### REQUEST
Give the number of lines in the entries that contain "Papillary". State only the count.

------------------------------------------------------------------------

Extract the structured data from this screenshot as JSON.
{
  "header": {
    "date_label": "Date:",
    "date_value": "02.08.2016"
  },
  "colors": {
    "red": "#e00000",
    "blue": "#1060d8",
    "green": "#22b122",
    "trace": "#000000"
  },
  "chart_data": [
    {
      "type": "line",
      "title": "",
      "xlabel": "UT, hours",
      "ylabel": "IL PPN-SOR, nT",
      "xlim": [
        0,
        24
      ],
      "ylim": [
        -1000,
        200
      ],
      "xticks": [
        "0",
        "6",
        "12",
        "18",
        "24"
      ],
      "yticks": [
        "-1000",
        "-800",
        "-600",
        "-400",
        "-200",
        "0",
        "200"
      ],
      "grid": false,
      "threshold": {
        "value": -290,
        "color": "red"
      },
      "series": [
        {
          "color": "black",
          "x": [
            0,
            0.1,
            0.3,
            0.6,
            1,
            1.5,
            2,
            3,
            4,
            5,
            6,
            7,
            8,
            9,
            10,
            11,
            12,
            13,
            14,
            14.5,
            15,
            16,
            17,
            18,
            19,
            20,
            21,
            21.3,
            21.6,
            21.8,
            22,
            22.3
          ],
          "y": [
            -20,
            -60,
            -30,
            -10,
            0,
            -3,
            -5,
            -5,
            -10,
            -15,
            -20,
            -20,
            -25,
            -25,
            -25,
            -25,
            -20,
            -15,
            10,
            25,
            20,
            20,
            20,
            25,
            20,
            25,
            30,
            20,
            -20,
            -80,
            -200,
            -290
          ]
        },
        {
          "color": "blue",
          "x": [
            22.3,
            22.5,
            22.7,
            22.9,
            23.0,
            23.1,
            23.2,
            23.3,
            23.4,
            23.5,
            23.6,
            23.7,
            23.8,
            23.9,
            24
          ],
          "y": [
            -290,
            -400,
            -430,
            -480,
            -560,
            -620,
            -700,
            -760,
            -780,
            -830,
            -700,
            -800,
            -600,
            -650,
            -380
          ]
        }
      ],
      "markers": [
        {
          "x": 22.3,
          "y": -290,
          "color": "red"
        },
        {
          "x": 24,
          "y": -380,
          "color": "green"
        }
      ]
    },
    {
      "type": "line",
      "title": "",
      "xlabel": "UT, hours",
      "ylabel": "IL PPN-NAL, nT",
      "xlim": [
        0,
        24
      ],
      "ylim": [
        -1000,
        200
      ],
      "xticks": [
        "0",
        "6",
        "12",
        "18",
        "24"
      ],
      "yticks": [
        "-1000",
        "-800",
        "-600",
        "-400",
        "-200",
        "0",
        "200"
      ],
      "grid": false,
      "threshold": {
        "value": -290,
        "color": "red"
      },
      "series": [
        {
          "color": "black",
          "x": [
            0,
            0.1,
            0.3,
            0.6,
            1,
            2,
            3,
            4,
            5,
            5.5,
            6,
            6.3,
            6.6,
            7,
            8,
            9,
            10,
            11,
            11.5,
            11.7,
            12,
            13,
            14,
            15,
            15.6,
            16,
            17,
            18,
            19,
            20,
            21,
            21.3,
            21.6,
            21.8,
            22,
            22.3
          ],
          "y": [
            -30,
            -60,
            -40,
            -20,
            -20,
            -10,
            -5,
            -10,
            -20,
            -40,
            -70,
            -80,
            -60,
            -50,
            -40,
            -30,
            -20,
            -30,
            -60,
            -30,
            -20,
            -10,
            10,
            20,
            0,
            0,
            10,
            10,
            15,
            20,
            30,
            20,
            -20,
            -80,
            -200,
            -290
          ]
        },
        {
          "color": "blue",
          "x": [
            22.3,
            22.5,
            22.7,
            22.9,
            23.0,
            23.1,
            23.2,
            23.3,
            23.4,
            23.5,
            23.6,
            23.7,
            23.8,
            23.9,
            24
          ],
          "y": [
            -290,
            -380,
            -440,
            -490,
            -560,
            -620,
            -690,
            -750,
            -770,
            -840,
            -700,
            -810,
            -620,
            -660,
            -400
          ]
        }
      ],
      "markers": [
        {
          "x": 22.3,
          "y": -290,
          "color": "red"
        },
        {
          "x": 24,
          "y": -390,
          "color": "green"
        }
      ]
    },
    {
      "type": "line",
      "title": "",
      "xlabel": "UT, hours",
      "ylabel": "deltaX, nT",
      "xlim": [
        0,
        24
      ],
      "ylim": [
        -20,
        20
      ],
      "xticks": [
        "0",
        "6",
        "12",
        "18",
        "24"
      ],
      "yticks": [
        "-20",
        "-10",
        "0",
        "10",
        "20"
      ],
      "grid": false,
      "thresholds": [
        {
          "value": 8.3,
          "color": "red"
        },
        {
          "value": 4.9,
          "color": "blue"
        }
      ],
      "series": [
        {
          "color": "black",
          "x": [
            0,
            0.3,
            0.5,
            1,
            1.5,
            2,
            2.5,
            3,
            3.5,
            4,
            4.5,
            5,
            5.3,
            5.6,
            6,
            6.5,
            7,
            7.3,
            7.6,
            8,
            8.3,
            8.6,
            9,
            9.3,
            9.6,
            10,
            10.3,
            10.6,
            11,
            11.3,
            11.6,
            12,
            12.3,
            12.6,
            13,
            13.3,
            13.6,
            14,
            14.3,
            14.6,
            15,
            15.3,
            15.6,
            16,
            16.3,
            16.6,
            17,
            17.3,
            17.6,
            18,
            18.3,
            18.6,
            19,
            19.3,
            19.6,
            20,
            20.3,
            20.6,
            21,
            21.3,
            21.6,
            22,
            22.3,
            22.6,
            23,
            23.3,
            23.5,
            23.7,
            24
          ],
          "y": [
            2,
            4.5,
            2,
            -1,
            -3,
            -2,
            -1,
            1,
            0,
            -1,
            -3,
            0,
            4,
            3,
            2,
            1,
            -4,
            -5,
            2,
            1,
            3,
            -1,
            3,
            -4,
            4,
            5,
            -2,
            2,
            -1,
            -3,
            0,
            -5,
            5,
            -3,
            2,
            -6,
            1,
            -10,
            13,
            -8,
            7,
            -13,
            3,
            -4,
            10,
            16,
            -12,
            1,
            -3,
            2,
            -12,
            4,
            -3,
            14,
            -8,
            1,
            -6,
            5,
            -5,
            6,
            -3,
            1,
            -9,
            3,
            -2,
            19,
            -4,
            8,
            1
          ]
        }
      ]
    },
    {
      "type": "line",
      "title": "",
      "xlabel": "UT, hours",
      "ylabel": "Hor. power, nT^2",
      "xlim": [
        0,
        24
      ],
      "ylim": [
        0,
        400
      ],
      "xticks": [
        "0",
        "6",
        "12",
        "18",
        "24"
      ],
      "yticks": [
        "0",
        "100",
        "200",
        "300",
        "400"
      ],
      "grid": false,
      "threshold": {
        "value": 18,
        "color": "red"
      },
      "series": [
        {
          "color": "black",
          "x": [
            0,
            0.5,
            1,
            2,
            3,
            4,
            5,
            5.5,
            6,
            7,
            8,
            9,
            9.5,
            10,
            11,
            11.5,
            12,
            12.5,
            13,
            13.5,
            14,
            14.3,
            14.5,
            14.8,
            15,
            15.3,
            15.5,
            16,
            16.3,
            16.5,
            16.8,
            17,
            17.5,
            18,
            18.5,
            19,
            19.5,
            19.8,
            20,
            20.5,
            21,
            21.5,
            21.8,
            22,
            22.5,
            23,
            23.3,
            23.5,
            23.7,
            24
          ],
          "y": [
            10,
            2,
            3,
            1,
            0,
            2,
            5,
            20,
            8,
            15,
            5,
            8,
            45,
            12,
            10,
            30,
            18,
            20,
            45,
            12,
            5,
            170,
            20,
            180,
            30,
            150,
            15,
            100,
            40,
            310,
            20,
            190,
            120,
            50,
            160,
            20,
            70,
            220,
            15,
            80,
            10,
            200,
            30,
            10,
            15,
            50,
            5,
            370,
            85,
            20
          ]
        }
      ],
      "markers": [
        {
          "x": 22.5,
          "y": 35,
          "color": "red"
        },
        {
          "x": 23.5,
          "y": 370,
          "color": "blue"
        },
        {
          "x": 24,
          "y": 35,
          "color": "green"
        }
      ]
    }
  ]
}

------------------------------------------------------------------------

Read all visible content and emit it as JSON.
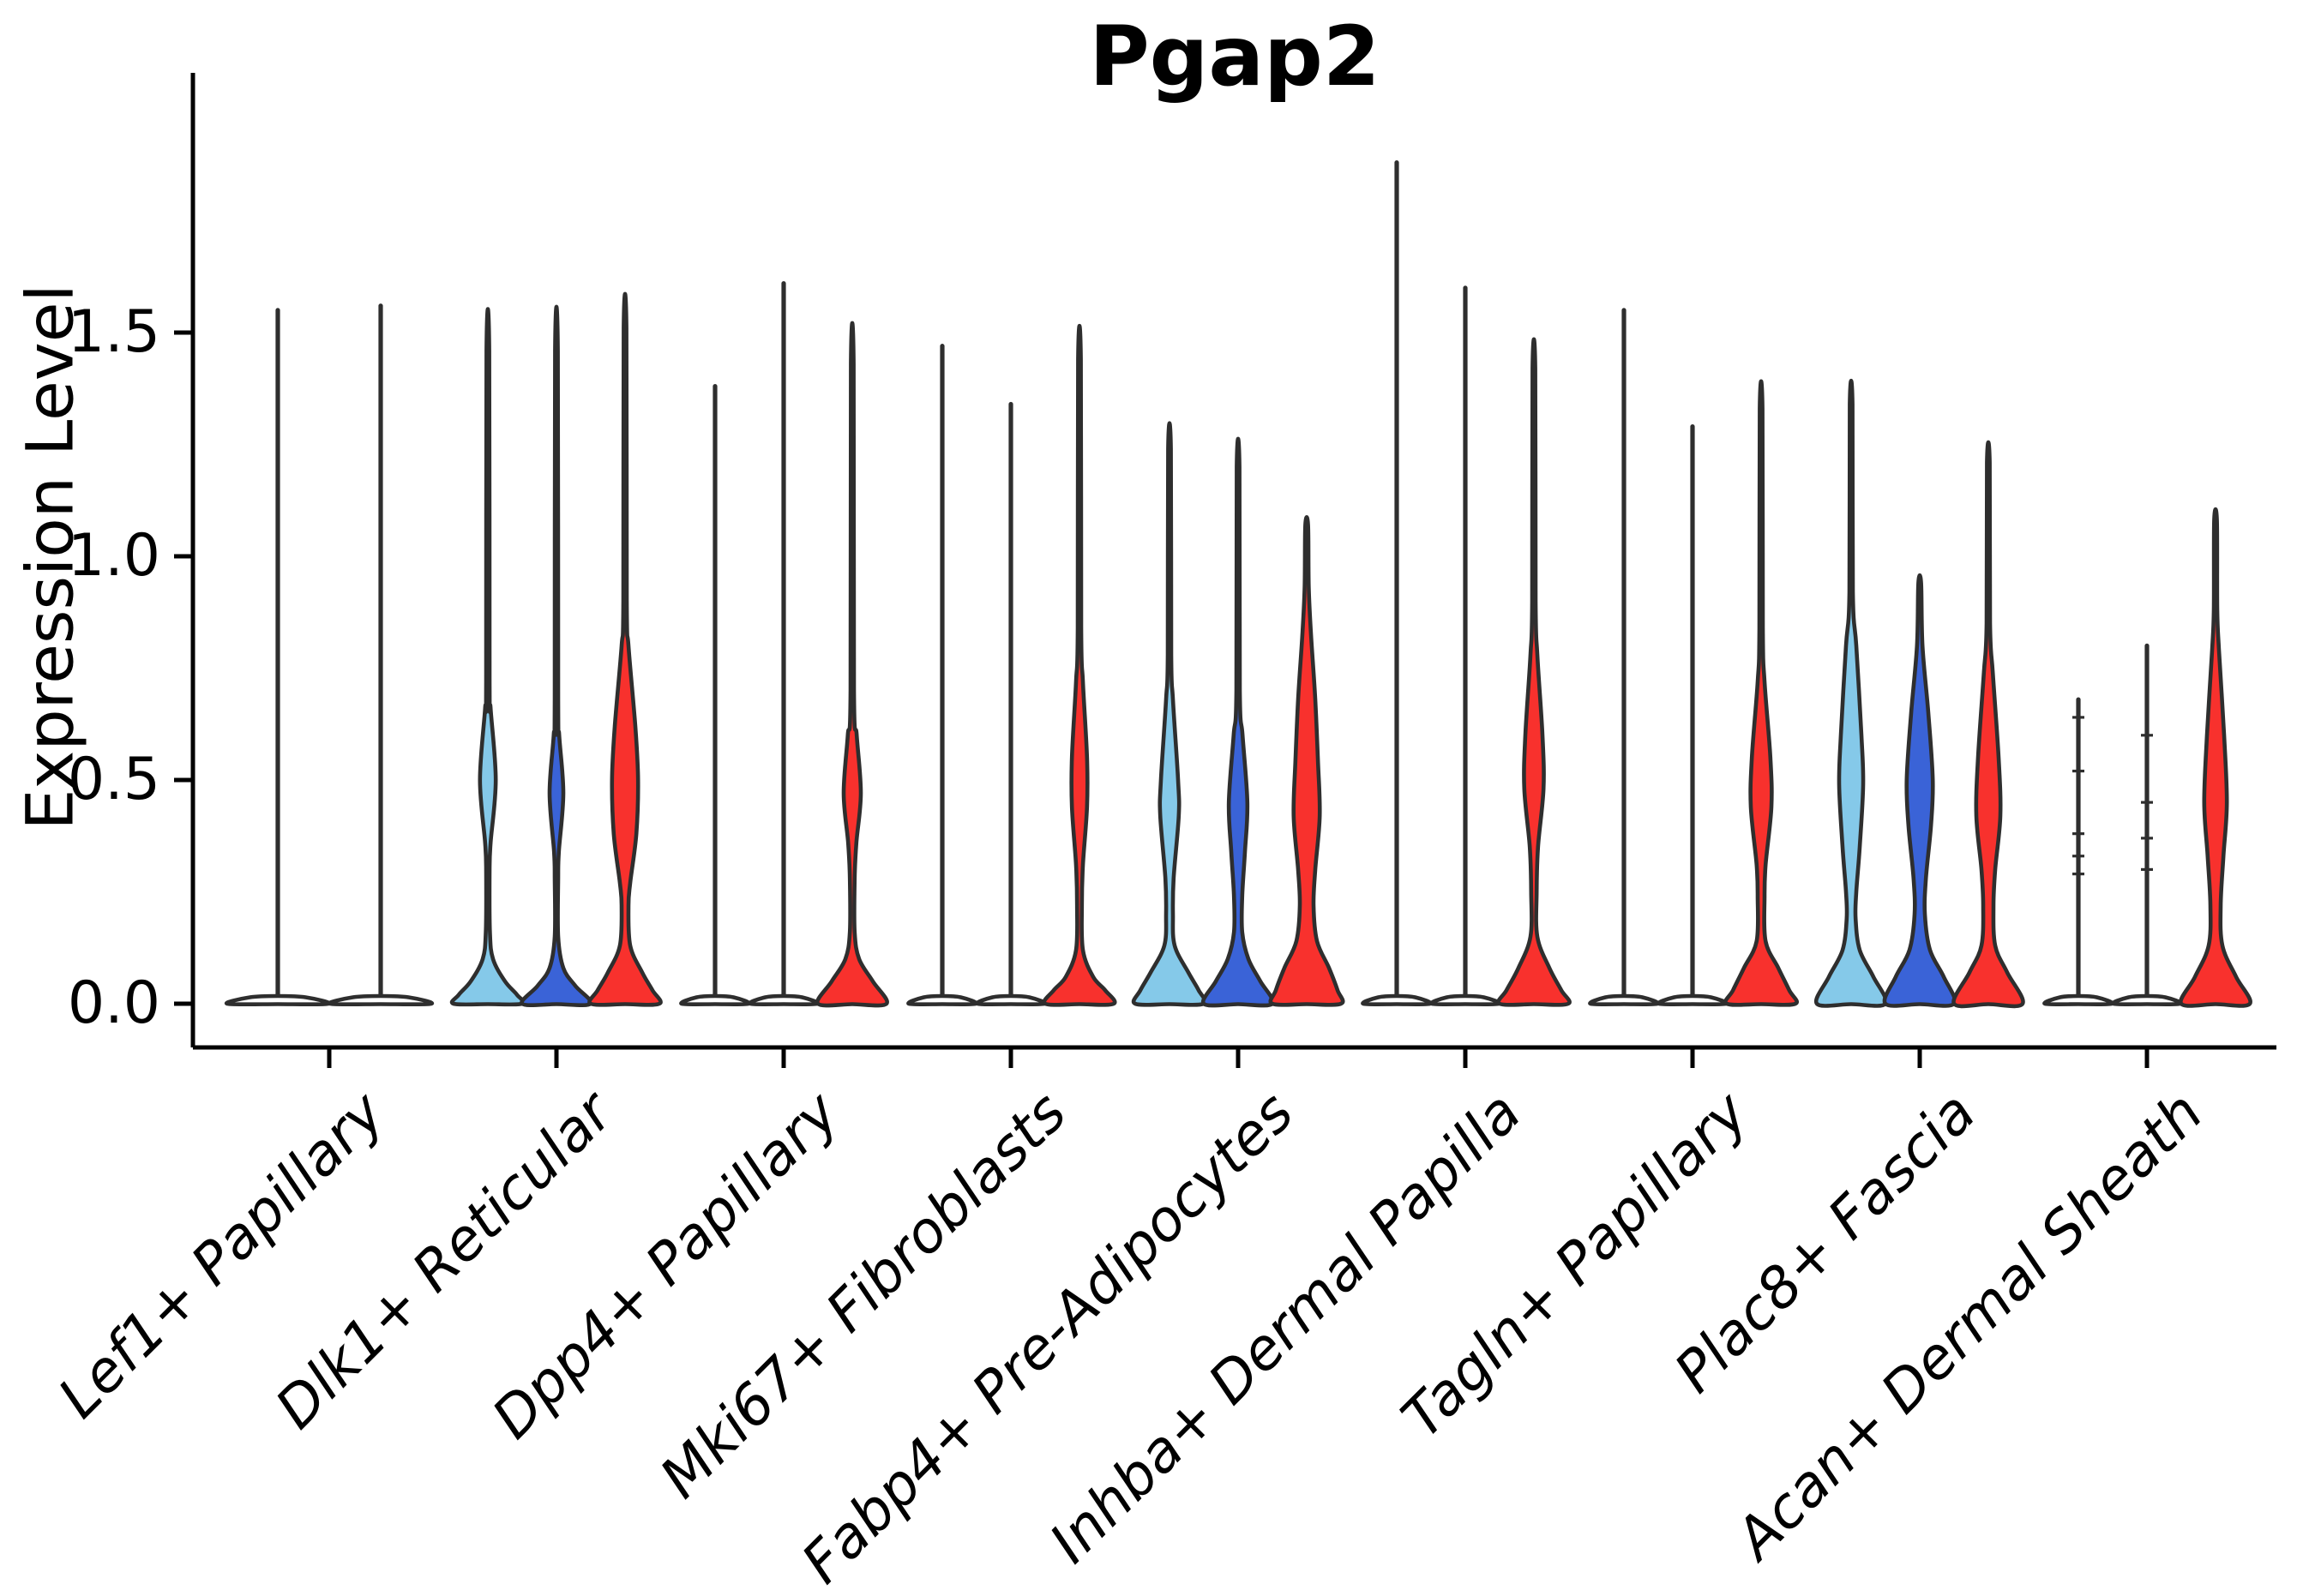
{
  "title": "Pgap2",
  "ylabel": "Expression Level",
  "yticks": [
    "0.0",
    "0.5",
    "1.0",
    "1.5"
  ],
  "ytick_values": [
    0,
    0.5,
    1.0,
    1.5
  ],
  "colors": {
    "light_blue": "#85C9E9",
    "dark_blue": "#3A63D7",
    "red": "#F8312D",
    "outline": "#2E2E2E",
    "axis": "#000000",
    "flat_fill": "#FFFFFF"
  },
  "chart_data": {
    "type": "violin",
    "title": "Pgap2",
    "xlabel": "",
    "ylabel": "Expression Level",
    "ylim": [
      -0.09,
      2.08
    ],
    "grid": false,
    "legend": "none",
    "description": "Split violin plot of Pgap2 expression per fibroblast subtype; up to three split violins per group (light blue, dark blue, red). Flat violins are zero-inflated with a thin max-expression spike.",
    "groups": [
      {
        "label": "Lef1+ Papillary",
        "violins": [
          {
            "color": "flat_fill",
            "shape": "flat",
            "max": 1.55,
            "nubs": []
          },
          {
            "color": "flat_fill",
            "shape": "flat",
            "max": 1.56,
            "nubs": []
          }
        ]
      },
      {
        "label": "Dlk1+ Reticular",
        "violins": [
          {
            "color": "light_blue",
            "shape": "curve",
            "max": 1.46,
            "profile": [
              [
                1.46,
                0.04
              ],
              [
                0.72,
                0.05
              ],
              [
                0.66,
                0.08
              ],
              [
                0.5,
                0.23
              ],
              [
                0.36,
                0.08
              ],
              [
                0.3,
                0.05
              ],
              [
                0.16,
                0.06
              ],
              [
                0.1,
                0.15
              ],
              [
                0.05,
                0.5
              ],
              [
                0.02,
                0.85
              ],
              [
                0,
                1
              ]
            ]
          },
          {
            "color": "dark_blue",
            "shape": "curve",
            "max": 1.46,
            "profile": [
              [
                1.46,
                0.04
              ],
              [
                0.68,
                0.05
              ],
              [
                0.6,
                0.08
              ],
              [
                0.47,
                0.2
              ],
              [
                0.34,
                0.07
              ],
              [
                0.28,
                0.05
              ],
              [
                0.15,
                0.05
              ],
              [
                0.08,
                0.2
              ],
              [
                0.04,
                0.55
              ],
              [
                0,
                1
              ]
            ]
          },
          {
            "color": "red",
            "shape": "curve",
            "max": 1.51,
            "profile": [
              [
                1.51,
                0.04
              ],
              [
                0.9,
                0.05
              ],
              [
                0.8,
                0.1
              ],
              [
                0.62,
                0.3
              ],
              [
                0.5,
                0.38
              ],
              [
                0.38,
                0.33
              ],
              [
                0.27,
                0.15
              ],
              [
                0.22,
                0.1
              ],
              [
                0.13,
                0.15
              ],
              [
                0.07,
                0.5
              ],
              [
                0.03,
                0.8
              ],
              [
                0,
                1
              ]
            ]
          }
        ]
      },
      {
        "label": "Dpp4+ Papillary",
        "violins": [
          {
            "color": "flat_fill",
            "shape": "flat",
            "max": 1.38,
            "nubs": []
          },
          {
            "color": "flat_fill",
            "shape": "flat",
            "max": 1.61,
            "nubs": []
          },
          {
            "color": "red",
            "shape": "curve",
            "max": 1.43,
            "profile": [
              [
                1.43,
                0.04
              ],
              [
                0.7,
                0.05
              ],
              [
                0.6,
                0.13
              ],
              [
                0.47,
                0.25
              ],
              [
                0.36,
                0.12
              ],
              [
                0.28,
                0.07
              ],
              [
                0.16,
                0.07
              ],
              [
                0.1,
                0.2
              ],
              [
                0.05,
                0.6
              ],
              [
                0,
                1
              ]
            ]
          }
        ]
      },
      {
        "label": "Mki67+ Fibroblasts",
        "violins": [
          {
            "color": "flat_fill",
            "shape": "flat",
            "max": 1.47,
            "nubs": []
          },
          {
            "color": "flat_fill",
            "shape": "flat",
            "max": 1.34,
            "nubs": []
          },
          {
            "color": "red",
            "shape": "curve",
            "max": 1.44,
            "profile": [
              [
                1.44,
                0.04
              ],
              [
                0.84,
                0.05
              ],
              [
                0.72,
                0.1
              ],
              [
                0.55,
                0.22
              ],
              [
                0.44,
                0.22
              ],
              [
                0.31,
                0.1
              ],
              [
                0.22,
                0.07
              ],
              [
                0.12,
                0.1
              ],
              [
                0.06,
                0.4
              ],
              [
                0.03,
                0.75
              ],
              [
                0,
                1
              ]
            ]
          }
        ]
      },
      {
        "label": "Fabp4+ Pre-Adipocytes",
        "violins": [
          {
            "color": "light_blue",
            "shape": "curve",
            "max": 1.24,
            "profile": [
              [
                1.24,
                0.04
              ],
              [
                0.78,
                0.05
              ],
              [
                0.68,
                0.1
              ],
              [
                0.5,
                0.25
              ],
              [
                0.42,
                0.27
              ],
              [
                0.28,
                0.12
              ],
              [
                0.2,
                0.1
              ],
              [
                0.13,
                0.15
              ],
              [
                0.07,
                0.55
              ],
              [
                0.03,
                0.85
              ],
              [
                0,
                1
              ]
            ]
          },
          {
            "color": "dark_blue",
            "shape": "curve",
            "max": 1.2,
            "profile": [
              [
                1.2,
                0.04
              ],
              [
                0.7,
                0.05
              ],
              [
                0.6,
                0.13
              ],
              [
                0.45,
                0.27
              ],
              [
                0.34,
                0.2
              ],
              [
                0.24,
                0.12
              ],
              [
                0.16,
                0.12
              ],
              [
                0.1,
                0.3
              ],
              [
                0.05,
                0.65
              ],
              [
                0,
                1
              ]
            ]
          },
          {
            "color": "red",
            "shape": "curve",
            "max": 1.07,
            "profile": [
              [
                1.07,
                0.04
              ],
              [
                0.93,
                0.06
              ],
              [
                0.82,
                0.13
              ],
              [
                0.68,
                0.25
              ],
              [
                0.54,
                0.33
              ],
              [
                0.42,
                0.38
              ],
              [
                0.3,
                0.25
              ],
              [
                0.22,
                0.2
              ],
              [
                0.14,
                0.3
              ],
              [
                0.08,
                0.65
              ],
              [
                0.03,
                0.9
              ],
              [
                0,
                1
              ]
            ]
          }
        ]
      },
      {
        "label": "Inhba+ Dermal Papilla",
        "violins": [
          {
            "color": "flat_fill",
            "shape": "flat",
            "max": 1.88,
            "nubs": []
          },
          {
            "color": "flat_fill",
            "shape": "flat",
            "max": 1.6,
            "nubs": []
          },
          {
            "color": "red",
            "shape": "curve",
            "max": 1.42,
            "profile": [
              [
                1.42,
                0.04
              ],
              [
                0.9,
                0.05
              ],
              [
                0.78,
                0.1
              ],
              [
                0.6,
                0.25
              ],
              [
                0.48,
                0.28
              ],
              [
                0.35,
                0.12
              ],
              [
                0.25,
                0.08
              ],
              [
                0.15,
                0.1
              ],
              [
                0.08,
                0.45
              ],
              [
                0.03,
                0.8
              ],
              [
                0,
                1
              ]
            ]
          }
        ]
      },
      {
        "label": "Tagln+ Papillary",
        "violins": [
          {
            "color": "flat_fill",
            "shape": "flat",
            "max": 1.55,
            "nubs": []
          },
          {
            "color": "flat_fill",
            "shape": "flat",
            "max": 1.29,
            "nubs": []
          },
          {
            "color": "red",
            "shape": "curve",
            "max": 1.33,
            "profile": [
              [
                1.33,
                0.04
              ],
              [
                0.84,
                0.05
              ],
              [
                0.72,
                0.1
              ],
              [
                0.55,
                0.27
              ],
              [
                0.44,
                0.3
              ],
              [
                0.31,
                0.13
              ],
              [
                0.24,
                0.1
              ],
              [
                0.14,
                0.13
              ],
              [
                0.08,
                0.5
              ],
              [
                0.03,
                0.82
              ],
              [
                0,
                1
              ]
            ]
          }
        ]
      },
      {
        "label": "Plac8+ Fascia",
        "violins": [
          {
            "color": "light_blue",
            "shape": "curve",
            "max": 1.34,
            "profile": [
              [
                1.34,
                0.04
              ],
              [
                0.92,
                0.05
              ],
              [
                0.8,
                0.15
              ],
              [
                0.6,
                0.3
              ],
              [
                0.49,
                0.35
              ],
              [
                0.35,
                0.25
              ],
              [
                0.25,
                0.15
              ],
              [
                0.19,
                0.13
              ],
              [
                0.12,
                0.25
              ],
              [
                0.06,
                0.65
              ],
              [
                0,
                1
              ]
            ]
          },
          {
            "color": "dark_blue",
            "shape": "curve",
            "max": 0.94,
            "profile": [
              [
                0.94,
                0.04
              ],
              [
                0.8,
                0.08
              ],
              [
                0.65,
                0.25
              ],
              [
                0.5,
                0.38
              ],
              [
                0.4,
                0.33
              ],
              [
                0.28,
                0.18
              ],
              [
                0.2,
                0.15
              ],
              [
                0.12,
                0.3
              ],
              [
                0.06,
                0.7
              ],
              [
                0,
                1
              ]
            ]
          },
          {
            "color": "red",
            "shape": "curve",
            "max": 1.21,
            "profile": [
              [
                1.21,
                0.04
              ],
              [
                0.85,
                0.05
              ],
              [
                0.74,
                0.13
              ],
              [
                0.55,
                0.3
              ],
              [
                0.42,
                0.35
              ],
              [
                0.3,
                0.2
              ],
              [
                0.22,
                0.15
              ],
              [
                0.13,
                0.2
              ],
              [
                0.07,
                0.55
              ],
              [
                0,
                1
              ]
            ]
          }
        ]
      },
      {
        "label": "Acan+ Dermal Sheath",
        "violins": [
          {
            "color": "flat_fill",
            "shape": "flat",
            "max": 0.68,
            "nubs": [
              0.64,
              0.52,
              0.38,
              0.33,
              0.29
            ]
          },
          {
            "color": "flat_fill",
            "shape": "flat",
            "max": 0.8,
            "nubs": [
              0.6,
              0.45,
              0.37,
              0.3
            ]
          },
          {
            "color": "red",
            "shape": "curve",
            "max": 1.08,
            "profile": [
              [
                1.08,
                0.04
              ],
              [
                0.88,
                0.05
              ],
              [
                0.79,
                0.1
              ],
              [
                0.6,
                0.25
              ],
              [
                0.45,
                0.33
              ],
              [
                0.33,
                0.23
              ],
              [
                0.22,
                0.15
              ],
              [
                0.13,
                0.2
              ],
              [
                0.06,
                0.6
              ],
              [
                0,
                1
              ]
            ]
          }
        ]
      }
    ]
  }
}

------------------------------------------------------------------------

### RESPONSE TO THIS TASK
3